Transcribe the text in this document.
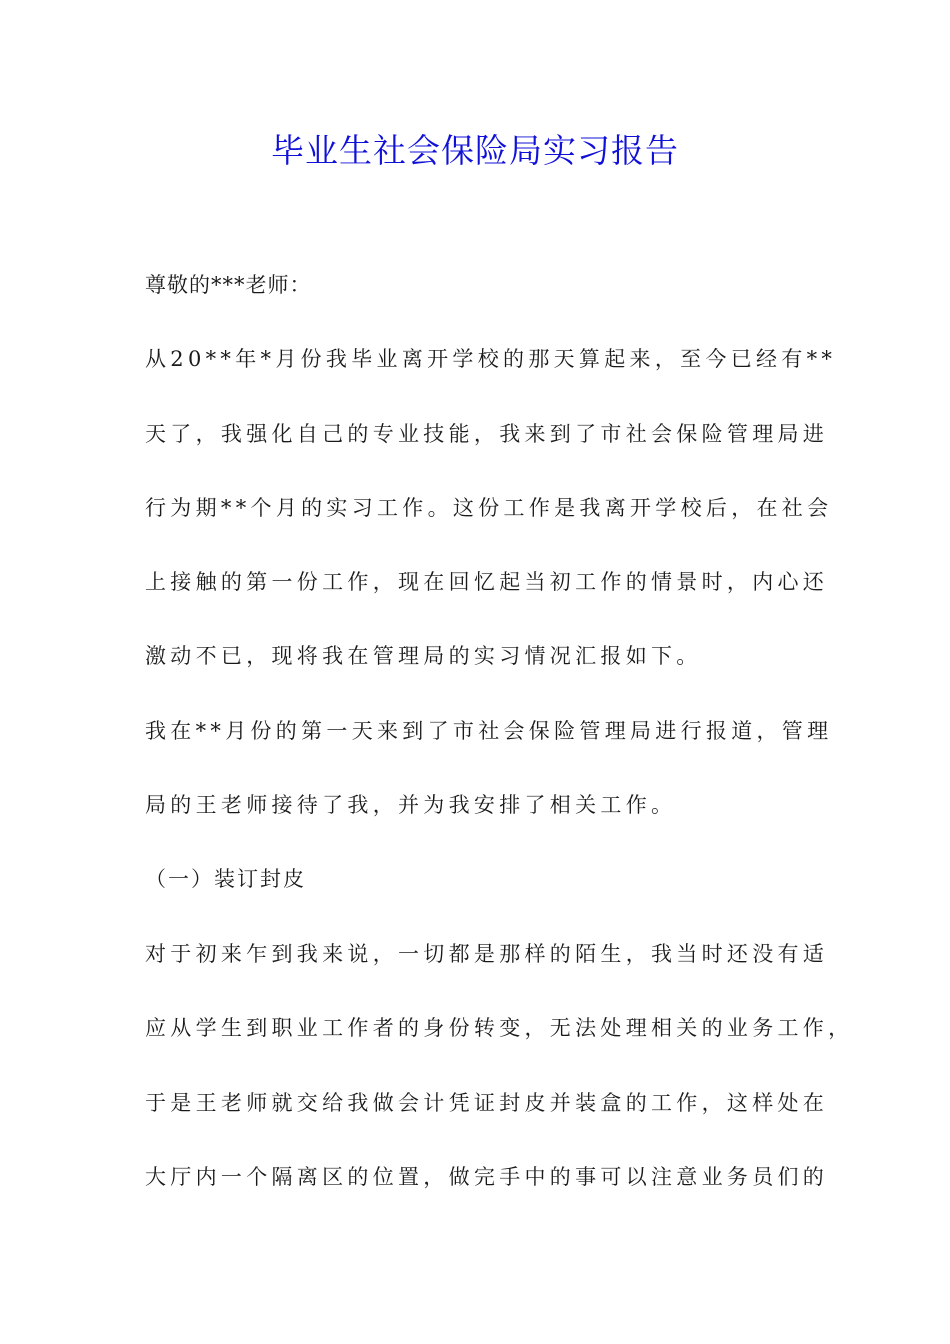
毕业生社会保险局实习报告

尊敬的***老师：

从20**年*月份我毕业离开学校的那天算起来，至今已经有**

天了，我强化自己的专业技能，我来到了市社会保险管理局进

行为期**个月的实习工作。这份工作是我离开学校后，在社会

上接触的第一份工作，现在回忆起当初工作的情景时，内心还

激动不已，现将我在管理局的实习情况汇报如下。

我在**月份的第一天来到了市社会保险管理局进行报道，管理

局的王老师接待了我，并为我安排了相关工作。

（一）装订封皮

对于初来乍到我来说，一切都是那样的陌生，我当时还没有适

应从学生到职业工作者的身份转变，无法处理相关的业务工作，

于是王老师就交给我做会计凭证封皮并装盒的工作，这样处在

大厅内一个隔离区的位置，做完手中的事可以注意业务员们的
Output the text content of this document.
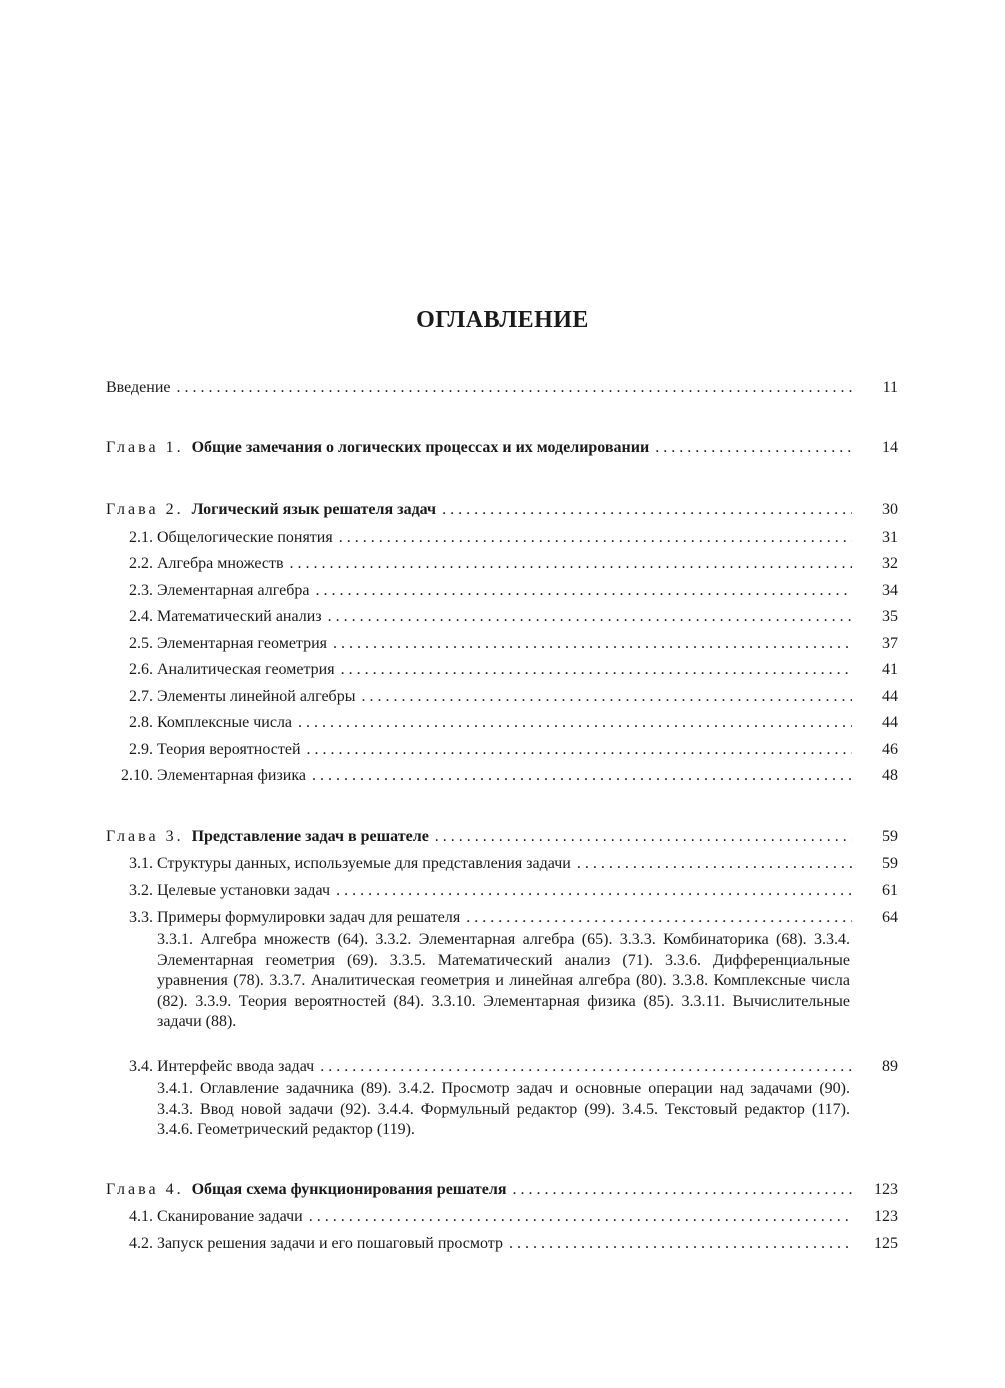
ОГЛАВЛЕНИЕ
Введение . . .	11
Глава 1. Общие замечания о логических процессах и их моделировании . . .	14
Глава 2. Логический язык решателя задач . . .	30
2.1. Общелогические понятия . . .	31
2.2. Алгебра множеств . . .	32
2.3. Элементарная алгебра . . .	34
2.4. Математический анализ . . .	35
2.5. Элементарная геометрия . . .	37
2.6. Аналитическая геометрия . . .	41
2.7. Элементы линейной алгебры . . .	44
2.8. Комплексные числа . . .	44
2.9. Теория вероятностей . . .	46
2.10. Элементарная физика . . .	48
Глава 3. Представление задач в решателе . . .	59
3.1. Структуры данных, используемые для представления задачи . . .	59
3.2. Целевые установки задач . . .	61
3.3. Примеры формулировки задач для решателя . . .	64
3.3.1. Алгебра множеств (64). 3.3.2. Элементарная алгебра (65). 3.3.3. Комбинаторика (68). 3.3.4. Элементарная геометрия (69). 3.3.5. Математический анализ (71). 3.3.6. Дифференциальные уравнения (78). 3.3.7. Аналитическая геометрия и линейная алгебра (80). 3.3.8. Комплексные числа (82). 3.3.9. Теория вероятностей (84). 3.3.10. Элементарная физика (85). 3.3.11. Вычислительные задачи (88).
3.4. Интерфейс ввода задач . . .	89
3.4.1. Оглавление задачника (89). 3.4.2. Просмотр задач и основные операции над задачами (90). 3.4.3. Ввод новой задачи (92). 3.4.4. Формульный редактор (99). 3.4.5. Текстовый редактор (117). 3.4.6. Геометрический редактор (119).
Глава 4. Общая схема функционирования решателя . . .	123
4.1. Сканирование задачи . . .	123
4.2. Запуск решения задачи и его пошаговый просмотр . . .	125
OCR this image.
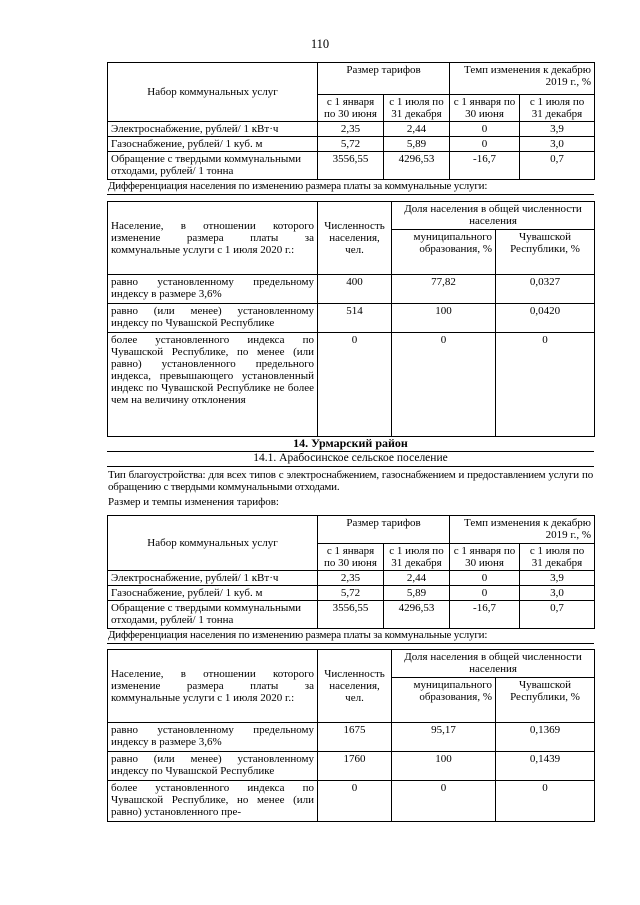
110
Набор коммунальных услуг	Размер тарифов		Темп изменения к декабрю 2019 г., %	
	с 1 января по 30 июня	с 1 июля по 31 декабря	с 1 января по 30 июня	с 1 июля по 31 декабря
Электроснабжение, рублей/ 1 кВт·ч	2,35	2,44	0	3,9
Газоснабжение, рублей/ 1 куб. м	5,72	5,89	0	3,0
Обращение с твердыми коммунальными отходами, рублей/ 1 тонна	3556,55	4296,53	-16,7	0,7
Дифференциация населения по изменению размера платы за коммунальные услуги:
Население, в отношении которого изменение размера платы за коммунальные услуги с 1 июля 2020 г.:	Численность населения, чел.	Доля населения в общей численности населения	
		муниципального образования, %	Чувашской Республики, %
равно установленному предельному индексу в размере 3,6%	400	77,82	0,0327
равно (или менее) установленному индексу по Чувашской Республике	514	100	0,0420
более установленного индекса по Чувашской Республике, по менее (или равно) установленного предельного индекса, превышающего установленный индекс по Чувашской Республике не более чем на величину отклонения	0	0	0
14. Урмарский район
14.1. Арабосинское сельское поселение
Тип благоустройства: для всех типов с электроснабжением, газоснабжением и предоставлением услуги по обращению с твердыми коммунальными отходами.
Размер и темпы изменения тарифов:
Набор коммунальных услуг	Размер тарифов		Темп изменения к декабрю 2019 г., %	
	с 1 января по 30 июня	с 1 июля по 31 декабря	с 1 января по 30 июня	с 1 июля по 31 декабря
Электроснабжение, рублей/ 1 кВт·ч	2,35	2,44	0	3,9
Газоснабжение, рублей/ 1 куб. м	5,72	5,89	0	3,0
Обращение с твердыми коммунальными отходами, рублей/ 1 тонна	3556,55	4296,53	-16,7	0,7
Дифференциация населения по изменению размера платы за коммунальные услуги:
Население, в отношении которого изменение размера платы за коммунальные услуги с 1 июля 2020 г.:	Численность населения, чел.	Доля населения в общей численности населения	
		муниципального образования, %	Чувашской Республики, %
равно установленному предельному индексу в размере 3,6%	1675	95,17	0,1369
равно (или менее) установленному индексу по Чувашской Республике	1760	100	0,1439
более установленного индекса по Чувашской Республике, но менее (или равно) установленного пре-	0	0	0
────────────────
Write out all the entries word for word, but skip any images.

Transcribe the text in this document.
毕业生社会保险局实习报告

尊敬的***老师：

从20**年*月份我毕业离开学校的那天算起来，至今已经有**

天了，我强化自己的专业技能，我来到了市社会保险管理局进

行为期**个月的实习工作。这份工作是我离开学校后，在社会

上接触的第一份工作，现在回忆起当初工作的情景时，内心还

激动不已，现将我在管理局的实习情况汇报如下。

我在**月份的第一天来到了市社会保险管理局进行报道，管理

局的王老师接待了我，并为我安排了相关工作。

（一）装订封皮

对于初来乍到我来说，一切都是那样的陌生，我当时还没有适

应从学生到职业工作者的身份转变，无法处理相关的业务工作，

于是王老师就交给我做会计凭证封皮并装盒的工作，这样处在

大厅内一个隔离区的位置，做完手中的事可以注意业务员们的
Output the text content of this document.
ОГЛАВЛЕНИЕ
Введение . . .	11
Глава 1. Общие замечания о логических процессах и их моделировании . . .	14
Глава 2. Логический язык решателя задач . . .	30
2.1. Общелогические понятия . . .	31
2.2. Алгебра множеств . . .	32
2.3. Элементарная алгебра . . .	34
2.4. Математический анализ . . .	35
2.5. Элементарная геометрия . . .	37
2.6. Аналитическая геометрия . . .	41
2.7. Элементы линейной алгебры . . .	44
2.8. Комплексные числа . . .	44
2.9. Теория вероятностей . . .	46
2.10. Элементарная физика . . .	48
Глава 3. Представление задач в решателе . . .	59
3.1. Структуры данных, используемые для представления задачи . . .	59
3.2. Целевые установки задач . . .	61
3.3. Примеры формулировки задач для решателя . . .	64
3.3.1. Алгебра множеств (64). 3.3.2. Элементарная алгебра (65). 3.3.3. Комбинаторика (68). 3.3.4. Элементарная геометрия (69). 3.3.5. Математический анализ (71). 3.3.6. Дифференциальные уравнения (78). 3.3.7. Аналитическая геометрия и линейная алгебра (80). 3.3.8. Комплексные числа (82). 3.3.9. Теория вероятностей (84). 3.3.10. Элементарная физика (85). 3.3.11. Вычислительные задачи (88).
3.4. Интерфейс ввода задач . . .	89
3.4.1. Оглавление задачника (89). 3.4.2. Просмотр задач и основные операции над задачами (90). 3.4.3. Ввод новой задачи (92). 3.4.4. Формульный редактор (99). 3.4.5. Текстовый редактор (117). 3.4.6. Геометрический редактор (119).
Глава 4. Общая схема функционирования решателя . . .	123
4.1. Сканирование задачи . . .	123
4.2. Запуск решения задачи и его пошаговый просмотр . . .	125
OCR this image.
110
Набор коммунальных услуг	Размер тарифов		Темп изменения к декабрю 2019 г., %	
	с 1 января по 30 июня	с 1 июля по 31 декабря	с 1 января по 30 июня	с 1 июля по 31 декабря
Электроснабжение, рублей/ 1 кВт·ч	2,35	2,44	0	3,9
Газоснабжение, рублей/ 1 куб. м	5,72	5,89	0	3,0
Обращение с твердыми коммунальными отходами, рублей/ 1 тонна	3556,55	4296,53	-16,7	0,7
Дифференциация населения по изменению размера платы за коммунальные услуги:
Население, в отношении которого изменение размера платы за коммунальные услуги с 1 июля 2020 г.:	Численность населения, чел.	Доля населения в общей численности населения	
		муниципального образования, %	Чувашской Республики, %
равно установленному предельному индексу в размере 3,6%	400	77,82	0,0327
равно (или менее) установленному индексу по Чувашской Республике	514	100	0,0420
более установленного индекса по Чувашской Республике, по менее (или равно) установленного предельного индекса, превышающего установленный индекс по Чувашской Республике не более чем на величину отклонения	0	0	0
14. Урмарский район
14.1. Арабосинское сельское поселение
Тип благоустройства: для всех типов с электроснабжением, газоснабжением и предоставлением услуги по обращению с твердыми коммунальными отходами.
Размер и темпы изменения тарифов:
Набор коммунальных услуг	Размер тарифов		Темп изменения к декабрю 2019 г., %	
	с 1 января по 30 июня	с 1 июля по 31 декабря	с 1 января по 30 июня	с 1 июля по 31 декабря
Электроснабжение, рублей/ 1 кВт·ч	2,35	2,44	0	3,9
Газоснабжение, рублей/ 1 куб. м	5,72	5,89	0	3,0
Обращение с твердыми коммунальными отходами, рублей/ 1 тонна	3556,55	4296,53	-16,7	0,7
Дифференциация населения по изменению размера платы за коммунальные услуги:
Население, в отношении которого изменение размера платы за коммунальные услуги с 1 июля 2020 г.:	Численность населения, чел.	Доля населения в общей численности населения	
		муниципального образования, %	Чувашской Республики, %
равно установленному предельному индексу в размере 3,6%	1675	95,17	0,1369
равно (или менее) установленному индексу по Чувашской Республике	1760	100	0,1439
более установленного индекса по Чувашской Республике, но менее (или равно) установленного пре-	0	0	0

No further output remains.